TASK TO CARRY OUT:
The records below hold pictures; please leave those out and retype the rest exactly.

ENTRIES SUPPLIED:
========================================================================

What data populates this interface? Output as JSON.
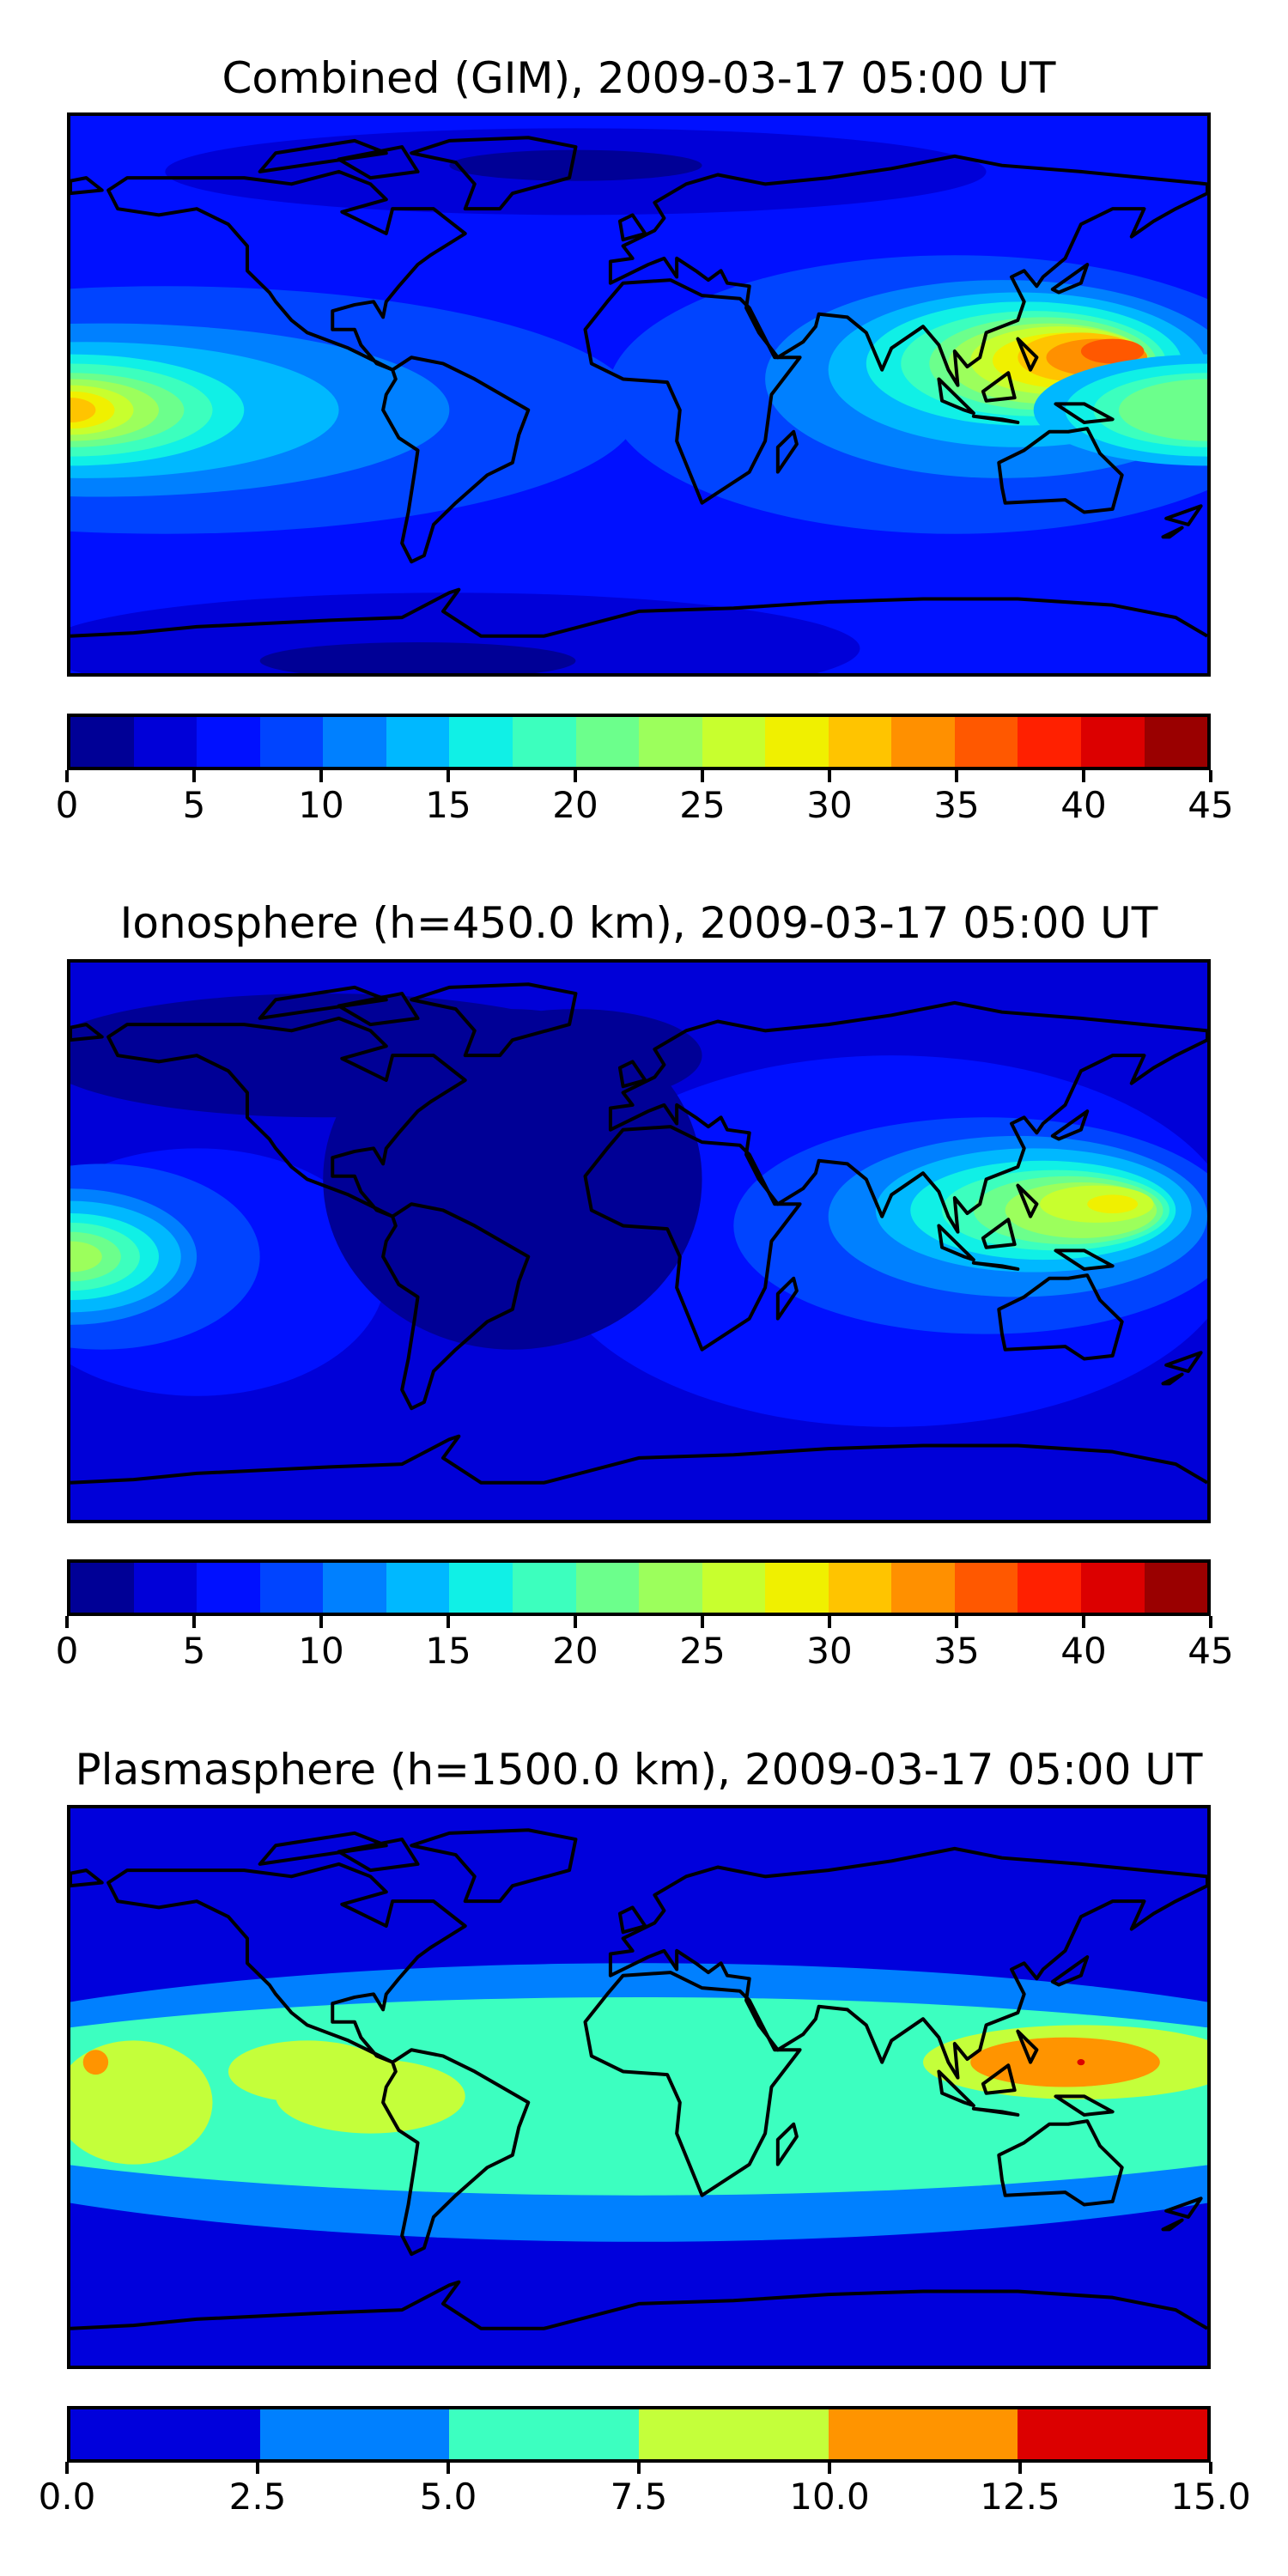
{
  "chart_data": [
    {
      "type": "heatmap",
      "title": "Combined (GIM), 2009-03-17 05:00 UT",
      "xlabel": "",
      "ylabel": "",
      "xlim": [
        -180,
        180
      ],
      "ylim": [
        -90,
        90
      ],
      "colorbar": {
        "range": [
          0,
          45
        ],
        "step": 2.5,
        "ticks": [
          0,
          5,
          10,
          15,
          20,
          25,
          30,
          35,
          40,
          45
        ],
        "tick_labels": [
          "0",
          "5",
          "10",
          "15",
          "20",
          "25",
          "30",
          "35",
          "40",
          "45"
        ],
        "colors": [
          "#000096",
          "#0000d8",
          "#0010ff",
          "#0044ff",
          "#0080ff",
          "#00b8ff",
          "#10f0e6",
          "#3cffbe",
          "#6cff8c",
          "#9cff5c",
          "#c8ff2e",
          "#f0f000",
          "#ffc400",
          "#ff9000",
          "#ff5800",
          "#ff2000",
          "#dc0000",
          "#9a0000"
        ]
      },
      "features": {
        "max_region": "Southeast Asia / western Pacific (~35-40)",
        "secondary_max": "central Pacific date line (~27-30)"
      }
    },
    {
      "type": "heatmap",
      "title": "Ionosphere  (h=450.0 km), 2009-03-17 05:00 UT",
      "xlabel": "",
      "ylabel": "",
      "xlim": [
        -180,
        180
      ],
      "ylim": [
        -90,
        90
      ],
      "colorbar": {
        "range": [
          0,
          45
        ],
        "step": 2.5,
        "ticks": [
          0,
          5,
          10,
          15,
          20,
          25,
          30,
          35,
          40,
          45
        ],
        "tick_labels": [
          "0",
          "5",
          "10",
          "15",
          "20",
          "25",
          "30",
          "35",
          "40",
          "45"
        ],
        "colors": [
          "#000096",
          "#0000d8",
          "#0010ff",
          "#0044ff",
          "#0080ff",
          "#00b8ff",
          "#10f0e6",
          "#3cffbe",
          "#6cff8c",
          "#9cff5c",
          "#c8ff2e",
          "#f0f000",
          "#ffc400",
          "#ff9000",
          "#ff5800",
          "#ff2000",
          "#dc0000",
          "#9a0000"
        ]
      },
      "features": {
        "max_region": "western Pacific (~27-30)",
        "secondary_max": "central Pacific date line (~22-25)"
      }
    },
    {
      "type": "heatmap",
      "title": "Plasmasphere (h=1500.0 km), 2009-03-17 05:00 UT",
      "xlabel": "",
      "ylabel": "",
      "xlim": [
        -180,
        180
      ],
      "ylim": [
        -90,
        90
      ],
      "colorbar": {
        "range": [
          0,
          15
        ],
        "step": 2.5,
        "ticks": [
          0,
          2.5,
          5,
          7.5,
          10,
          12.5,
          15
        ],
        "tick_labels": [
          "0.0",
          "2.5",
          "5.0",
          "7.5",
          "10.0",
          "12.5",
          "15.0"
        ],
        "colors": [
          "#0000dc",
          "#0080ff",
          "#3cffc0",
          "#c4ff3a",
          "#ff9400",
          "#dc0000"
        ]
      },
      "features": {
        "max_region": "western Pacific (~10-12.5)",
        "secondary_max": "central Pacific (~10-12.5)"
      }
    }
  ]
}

========================================================================

WRITTEN ANSWER:
What data populates this interface? Output as JSON.
{
  "chart_data": [
    {
      "type": "heatmap",
      "title": "Combined (GIM), 2009-03-17 05:00 UT",
      "xlabel": "",
      "ylabel": "",
      "xlim": [
        -180,
        180
      ],
      "ylim": [
        -90,
        90
      ],
      "colorbar": {
        "range": [
          0,
          45
        ],
        "step": 2.5,
        "ticks": [
          0,
          5,
          10,
          15,
          20,
          25,
          30,
          35,
          40,
          45
        ],
        "tick_labels": [
          "0",
          "5",
          "10",
          "15",
          "20",
          "25",
          "30",
          "35",
          "40",
          "45"
        ],
        "colors": [
          "#000096",
          "#0000d8",
          "#0010ff",
          "#0044ff",
          "#0080ff",
          "#00b8ff",
          "#10f0e6",
          "#3cffbe",
          "#6cff8c",
          "#9cff5c",
          "#c8ff2e",
          "#f0f000",
          "#ffc400",
          "#ff9000",
          "#ff5800",
          "#ff2000",
          "#dc0000",
          "#9a0000"
        ]
      },
      "features": {
        "max_region": "Southeast Asia / western Pacific (~35-40)",
        "secondary_max": "central Pacific date line (~27-30)"
      }
    },
    {
      "type": "heatmap",
      "title": "Ionosphere  (h=450.0 km), 2009-03-17 05:00 UT",
      "xlabel": "",
      "ylabel": "",
      "xlim": [
        -180,
        180
      ],
      "ylim": [
        -90,
        90
      ],
      "colorbar": {
        "range": [
          0,
          45
        ],
        "step": 2.5,
        "ticks": [
          0,
          5,
          10,
          15,
          20,
          25,
          30,
          35,
          40,
          45
        ],
        "tick_labels": [
          "0",
          "5",
          "10",
          "15",
          "20",
          "25",
          "30",
          "35",
          "40",
          "45"
        ],
        "colors": [
          "#000096",
          "#0000d8",
          "#0010ff",
          "#0044ff",
          "#0080ff",
          "#00b8ff",
          "#10f0e6",
          "#3cffbe",
          "#6cff8c",
          "#9cff5c",
          "#c8ff2e",
          "#f0f000",
          "#ffc400",
          "#ff9000",
          "#ff5800",
          "#ff2000",
          "#dc0000",
          "#9a0000"
        ]
      },
      "features": {
        "max_region": "western Pacific (~27-30)",
        "secondary_max": "central Pacific date line (~22-25)"
      }
    },
    {
      "type": "heatmap",
      "title": "Plasmasphere (h=1500.0 km), 2009-03-17 05:00 UT",
      "xlabel": "",
      "ylabel": "",
      "xlim": [
        -180,
        180
      ],
      "ylim": [
        -90,
        90
      ],
      "colorbar": {
        "range": [
          0,
          15
        ],
        "step": 2.5,
        "ticks": [
          0,
          2.5,
          5,
          7.5,
          10,
          12.5,
          15
        ],
        "tick_labels": [
          "0.0",
          "2.5",
          "5.0",
          "7.5",
          "10.0",
          "12.5",
          "15.0"
        ],
        "colors": [
          "#0000dc",
          "#0080ff",
          "#3cffc0",
          "#c4ff3a",
          "#ff9400",
          "#dc0000"
        ]
      },
      "features": {
        "max_region": "western Pacific (~10-12.5)",
        "secondary_max": "central Pacific (~10-12.5)"
      }
    }
  ]
}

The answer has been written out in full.